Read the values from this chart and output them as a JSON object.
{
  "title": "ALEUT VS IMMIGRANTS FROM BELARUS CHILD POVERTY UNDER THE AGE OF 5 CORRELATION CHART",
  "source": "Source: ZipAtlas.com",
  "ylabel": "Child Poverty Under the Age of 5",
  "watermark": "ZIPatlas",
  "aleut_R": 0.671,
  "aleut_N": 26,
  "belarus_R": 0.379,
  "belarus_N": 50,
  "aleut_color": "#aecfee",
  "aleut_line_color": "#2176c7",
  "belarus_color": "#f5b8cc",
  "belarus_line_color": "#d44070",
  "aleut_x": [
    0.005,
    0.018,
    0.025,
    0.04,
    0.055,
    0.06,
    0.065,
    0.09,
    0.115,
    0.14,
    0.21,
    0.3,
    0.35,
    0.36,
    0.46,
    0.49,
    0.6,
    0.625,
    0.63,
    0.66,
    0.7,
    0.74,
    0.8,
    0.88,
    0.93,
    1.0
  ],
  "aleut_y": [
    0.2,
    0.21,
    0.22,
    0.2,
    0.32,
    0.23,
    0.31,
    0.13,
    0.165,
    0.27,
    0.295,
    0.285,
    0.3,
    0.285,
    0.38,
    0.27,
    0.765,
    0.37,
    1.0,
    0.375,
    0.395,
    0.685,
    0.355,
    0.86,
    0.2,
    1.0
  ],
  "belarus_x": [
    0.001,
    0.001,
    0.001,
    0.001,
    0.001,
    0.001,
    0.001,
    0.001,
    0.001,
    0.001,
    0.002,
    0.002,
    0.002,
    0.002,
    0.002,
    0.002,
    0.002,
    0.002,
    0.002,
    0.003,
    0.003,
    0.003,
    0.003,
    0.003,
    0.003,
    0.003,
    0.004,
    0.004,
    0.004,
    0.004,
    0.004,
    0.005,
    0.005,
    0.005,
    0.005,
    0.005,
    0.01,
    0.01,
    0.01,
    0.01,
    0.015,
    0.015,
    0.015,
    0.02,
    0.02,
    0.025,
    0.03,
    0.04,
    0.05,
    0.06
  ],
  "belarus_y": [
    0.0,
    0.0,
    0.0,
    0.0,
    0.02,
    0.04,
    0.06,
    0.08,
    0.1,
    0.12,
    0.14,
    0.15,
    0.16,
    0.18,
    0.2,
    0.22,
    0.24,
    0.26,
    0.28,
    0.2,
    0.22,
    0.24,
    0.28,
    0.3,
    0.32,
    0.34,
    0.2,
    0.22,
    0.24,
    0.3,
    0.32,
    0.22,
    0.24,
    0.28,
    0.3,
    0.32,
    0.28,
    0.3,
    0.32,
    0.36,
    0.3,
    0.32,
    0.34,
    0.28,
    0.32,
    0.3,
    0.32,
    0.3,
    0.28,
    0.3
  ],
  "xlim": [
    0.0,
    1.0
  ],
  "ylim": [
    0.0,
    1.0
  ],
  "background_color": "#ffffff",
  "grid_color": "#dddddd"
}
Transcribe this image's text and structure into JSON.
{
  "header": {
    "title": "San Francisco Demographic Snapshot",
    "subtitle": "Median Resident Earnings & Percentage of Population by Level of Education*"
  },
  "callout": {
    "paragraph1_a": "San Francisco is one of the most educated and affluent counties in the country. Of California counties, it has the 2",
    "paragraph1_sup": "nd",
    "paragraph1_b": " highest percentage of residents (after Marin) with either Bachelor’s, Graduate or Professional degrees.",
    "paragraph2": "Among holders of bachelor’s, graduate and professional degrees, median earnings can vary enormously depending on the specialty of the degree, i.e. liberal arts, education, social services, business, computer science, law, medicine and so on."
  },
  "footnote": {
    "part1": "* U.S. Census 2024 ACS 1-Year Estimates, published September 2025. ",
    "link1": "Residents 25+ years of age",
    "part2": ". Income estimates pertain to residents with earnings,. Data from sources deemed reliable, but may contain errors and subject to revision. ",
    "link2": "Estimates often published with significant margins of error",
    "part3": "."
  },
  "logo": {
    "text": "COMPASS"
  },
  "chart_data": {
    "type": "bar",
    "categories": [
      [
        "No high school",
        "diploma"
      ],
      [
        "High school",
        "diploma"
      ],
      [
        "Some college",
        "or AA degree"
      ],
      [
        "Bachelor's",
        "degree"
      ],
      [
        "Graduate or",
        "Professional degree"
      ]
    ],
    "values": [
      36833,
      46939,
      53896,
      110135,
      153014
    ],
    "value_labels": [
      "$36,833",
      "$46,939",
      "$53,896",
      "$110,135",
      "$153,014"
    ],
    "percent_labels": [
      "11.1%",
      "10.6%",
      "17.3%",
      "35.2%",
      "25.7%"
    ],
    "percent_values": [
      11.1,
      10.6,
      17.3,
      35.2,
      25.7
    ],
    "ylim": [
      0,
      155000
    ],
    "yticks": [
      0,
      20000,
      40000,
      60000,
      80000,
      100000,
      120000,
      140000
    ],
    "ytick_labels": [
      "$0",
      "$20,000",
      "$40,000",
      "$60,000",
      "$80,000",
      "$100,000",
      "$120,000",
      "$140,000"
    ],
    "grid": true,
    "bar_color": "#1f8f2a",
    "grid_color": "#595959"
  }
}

+-------+

_PROBLEM TO SOLVE_
Every record above should be copied exactly.

_RIGHT ANSWER_
Read the values from this chart and output them as a JSON object.
{
  "title": "ALEUT VS IMMIGRANTS FROM BELARUS CHILD POVERTY UNDER THE AGE OF 5 CORRELATION CHART",
  "source": "Source: ZipAtlas.com",
  "ylabel": "Child Poverty Under the Age of 5",
  "watermark": "ZIPatlas",
  "aleut_R": 0.671,
  "aleut_N": 26,
  "belarus_R": 0.379,
  "belarus_N": 50,
  "aleut_color": "#aecfee",
  "aleut_line_color": "#2176c7",
  "belarus_color": "#f5b8cc",
  "belarus_line_color": "#d44070",
  "aleut_x": [
    0.005,
    0.018,
    0.025,
    0.04,
    0.055,
    0.06,
    0.065,
    0.09,
    0.115,
    0.14,
    0.21,
    0.3,
    0.35,
    0.36,
    0.46,
    0.49,
    0.6,
    0.625,
    0.63,
    0.66,
    0.7,
    0.74,
    0.8,
    0.88,
    0.93,
    1.0
  ],
  "aleut_y": [
    0.2,
    0.21,
    0.22,
    0.2,
    0.32,
    0.23,
    0.31,
    0.13,
    0.165,
    0.27,
    0.295,
    0.285,
    0.3,
    0.285,
    0.38,
    0.27,
    0.765,
    0.37,
    1.0,
    0.375,
    0.395,
    0.685,
    0.355,
    0.86,
    0.2,
    1.0
  ],
  "belarus_x": [
    0.001,
    0.001,
    0.001,
    0.001,
    0.001,
    0.001,
    0.001,
    0.001,
    0.001,
    0.001,
    0.002,
    0.002,
    0.002,
    0.002,
    0.002,
    0.002,
    0.002,
    0.002,
    0.002,
    0.003,
    0.003,
    0.003,
    0.003,
    0.003,
    0.003,
    0.003,
    0.004,
    0.004,
    0.004,
    0.004,
    0.004,
    0.005,
    0.005,
    0.005,
    0.005,
    0.005,
    0.01,
    0.01,
    0.01,
    0.01,
    0.015,
    0.015,
    0.015,
    0.02,
    0.02,
    0.025,
    0.03,
    0.04,
    0.05,
    0.06
  ],
  "belarus_y": [
    0.0,
    0.0,
    0.0,
    0.0,
    0.02,
    0.04,
    0.06,
    0.08,
    0.1,
    0.12,
    0.14,
    0.15,
    0.16,
    0.18,
    0.2,
    0.22,
    0.24,
    0.26,
    0.28,
    0.2,
    0.22,
    0.24,
    0.28,
    0.3,
    0.32,
    0.34,
    0.2,
    0.22,
    0.24,
    0.3,
    0.32,
    0.22,
    0.24,
    0.28,
    0.3,
    0.32,
    0.28,
    0.3,
    0.32,
    0.36,
    0.3,
    0.32,
    0.34,
    0.28,
    0.32,
    0.3,
    0.32,
    0.3,
    0.28,
    0.3
  ],
  "xlim": [
    0.0,
    1.0
  ],
  "ylim": [
    0.0,
    1.0
  ],
  "background_color": "#ffffff",
  "grid_color": "#dddddd"
}
Transcribe this image's text and structure into JSON.
{
  "header": {
    "title": "San Francisco Demographic Snapshot",
    "subtitle": "Median Resident Earnings & Percentage of Population by Level of Education*"
  },
  "callout": {
    "paragraph1_a": "San Francisco is one of the most educated and affluent counties in the country. Of California counties, it has the 2",
    "paragraph1_sup": "nd",
    "paragraph1_b": " highest percentage of residents (after Marin) with either Bachelor’s, Graduate or Professional degrees.",
    "paragraph2": "Among holders of bachelor’s, graduate and professional degrees, median earnings can vary enormously depending on the specialty of the degree, i.e. liberal arts, education, social services, business, computer science, law, medicine and so on."
  },
  "footnote": {
    "part1": "* U.S. Census 2024 ACS 1-Year Estimates, published September 2025. ",
    "link1": "Residents 25+ years of age",
    "part2": ". Income estimates pertain to residents with earnings,. Data from sources deemed reliable, but may contain errors and subject to revision. ",
    "link2": "Estimates often published with significant margins of error",
    "part3": "."
  },
  "logo": {
    "text": "COMPASS"
  },
  "chart_data": {
    "type": "bar",
    "categories": [
      [
        "No high school",
        "diploma"
      ],
      [
        "High school",
        "diploma"
      ],
      [
        "Some college",
        "or AA degree"
      ],
      [
        "Bachelor's",
        "degree"
      ],
      [
        "Graduate or",
        "Professional degree"
      ]
    ],
    "values": [
      36833,
      46939,
      53896,
      110135,
      153014
    ],
    "value_labels": [
      "$36,833",
      "$46,939",
      "$53,896",
      "$110,135",
      "$153,014"
    ],
    "percent_labels": [
      "11.1%",
      "10.6%",
      "17.3%",
      "35.2%",
      "25.7%"
    ],
    "percent_values": [
      11.1,
      10.6,
      17.3,
      35.2,
      25.7
    ],
    "ylim": [
      0,
      155000
    ],
    "yticks": [
      0,
      20000,
      40000,
      60000,
      80000,
      100000,
      120000,
      140000
    ],
    "ytick_labels": [
      "$0",
      "$20,000",
      "$40,000",
      "$60,000",
      "$80,000",
      "$100,000",
      "$120,000",
      "$140,000"
    ],
    "grid": true,
    "bar_color": "#1f8f2a",
    "grid_color": "#595959"
  }
}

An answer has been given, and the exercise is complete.